--- DIRECTIVE ---
Write out exactly the lines below that run from the line containing "Convert this document image to plain text." through the last line of the records.

--- INPUT FOR THIS TASK ---
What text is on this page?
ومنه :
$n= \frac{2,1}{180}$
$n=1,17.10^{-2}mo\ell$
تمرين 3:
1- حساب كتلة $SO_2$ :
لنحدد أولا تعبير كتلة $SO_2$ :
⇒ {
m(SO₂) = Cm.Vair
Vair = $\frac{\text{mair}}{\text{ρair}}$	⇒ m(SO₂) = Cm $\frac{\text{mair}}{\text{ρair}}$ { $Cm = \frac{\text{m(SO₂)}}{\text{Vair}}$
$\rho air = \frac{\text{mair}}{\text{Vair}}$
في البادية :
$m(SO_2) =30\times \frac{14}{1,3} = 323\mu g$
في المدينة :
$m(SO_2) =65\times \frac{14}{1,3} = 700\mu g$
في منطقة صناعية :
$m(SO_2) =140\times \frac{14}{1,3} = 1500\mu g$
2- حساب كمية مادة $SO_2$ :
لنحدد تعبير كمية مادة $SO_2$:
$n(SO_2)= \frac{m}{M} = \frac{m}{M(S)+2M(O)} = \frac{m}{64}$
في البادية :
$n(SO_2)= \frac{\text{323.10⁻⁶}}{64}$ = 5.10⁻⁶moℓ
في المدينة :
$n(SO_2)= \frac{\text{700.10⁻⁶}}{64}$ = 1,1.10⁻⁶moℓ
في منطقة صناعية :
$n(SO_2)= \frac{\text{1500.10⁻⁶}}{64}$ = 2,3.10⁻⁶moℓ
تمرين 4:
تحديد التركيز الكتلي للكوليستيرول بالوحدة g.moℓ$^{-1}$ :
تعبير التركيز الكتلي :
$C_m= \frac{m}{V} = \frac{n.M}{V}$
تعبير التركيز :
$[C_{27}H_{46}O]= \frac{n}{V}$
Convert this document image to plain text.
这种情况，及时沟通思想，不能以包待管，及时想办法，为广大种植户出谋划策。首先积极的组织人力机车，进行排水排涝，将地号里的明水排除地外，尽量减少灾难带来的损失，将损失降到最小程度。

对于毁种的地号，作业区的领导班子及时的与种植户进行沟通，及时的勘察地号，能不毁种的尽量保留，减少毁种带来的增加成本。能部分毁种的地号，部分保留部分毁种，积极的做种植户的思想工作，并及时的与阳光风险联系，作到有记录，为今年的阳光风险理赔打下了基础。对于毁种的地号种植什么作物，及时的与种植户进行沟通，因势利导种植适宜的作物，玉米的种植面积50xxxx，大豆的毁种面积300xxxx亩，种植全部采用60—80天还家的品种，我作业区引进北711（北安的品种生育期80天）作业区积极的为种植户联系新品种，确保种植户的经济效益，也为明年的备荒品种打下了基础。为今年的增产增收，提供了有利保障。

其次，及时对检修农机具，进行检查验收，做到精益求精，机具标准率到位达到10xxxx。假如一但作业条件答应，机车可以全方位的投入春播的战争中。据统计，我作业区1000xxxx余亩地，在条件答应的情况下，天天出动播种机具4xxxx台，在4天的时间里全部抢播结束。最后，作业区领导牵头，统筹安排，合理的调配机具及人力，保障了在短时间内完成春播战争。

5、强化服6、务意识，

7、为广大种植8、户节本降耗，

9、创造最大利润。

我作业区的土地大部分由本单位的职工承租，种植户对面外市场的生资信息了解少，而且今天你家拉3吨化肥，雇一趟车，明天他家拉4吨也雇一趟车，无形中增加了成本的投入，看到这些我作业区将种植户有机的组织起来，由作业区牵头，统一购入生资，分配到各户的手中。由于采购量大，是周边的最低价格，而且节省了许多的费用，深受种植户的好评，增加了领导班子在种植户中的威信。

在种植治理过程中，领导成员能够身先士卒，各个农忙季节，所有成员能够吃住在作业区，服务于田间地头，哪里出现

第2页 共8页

--- RESULT ---
Convert this document image to plain text.
这种情况，及时沟通思想，不能以包待管，及时想办法，为广大种植户出谋划策。首先积极的组织人力机车，进行排水排涝，将地号里的明水排除地外，尽量减少灾难带来的损失，将损失降到最小程度。

对于毁种的地号，作业区的领导班子及时的与种植户进行沟通，及时的勘察地号，能不毁种的尽量保留，减少毁种带来的增加成本。能部分毁种的地号，部分保留部分毁种，积极的做种植户的思想工作，并及时的与阳光风险联系，作到有记录，为今年的阳光风险理赔打下了基础。对于毁种的地号种植什么作物，及时的与种植户进行沟通，因势利导种植适宜的作物，玉米的种植面积50xxxx，大豆的毁种面积300xxxx亩，种植全部采用60—80天还家的品种，我作业区引进北711（北安的品种生育期80天）作业区积极的为种植户联系新品种，确保种植户的经济效益，也为明年的备荒品种打下了基础。为今年的增产增收，提供了有利保障。

其次，及时对检修农机具，进行检查验收，做到精益求精，机具标准率到位达到10xxxx。假如一但作业条件答应，机车可以全方位的投入春播的战争中。据统计，我作业区1000xxxx余亩地，在条件答应的情况下，天天出动播种机具4xxxx台，在4天的时间里全部抢播结束。最后，作业区领导牵头，统筹安排，合理的调配机具及人力，保障了在短时间内完成春播战争。

5、强化服6、务意识，

7、为广大种植8、户节本降耗，

9、创造最大利润。

我作业区的土地大部分由本单位的职工承租，种植户对面外市场的生资信息了解少，而且今天你家拉3吨化肥，雇一趟车，明天他家拉4吨也雇一趟车，无形中增加了成本的投入，看到这些我作业区将种植户有机的组织起来，由作业区牵头，统一购入生资，分配到各户的手中。由于采购量大，是周边的最低价格，而且节省了许多的费用，深受种植户的好评，增加了领导班子在种植户中的威信。

在种植治理过程中，领导成员能够身先士卒，各个农忙季节，所有成员能够吃住在作业区，服务于田间地头，哪里出现

第2页 共8页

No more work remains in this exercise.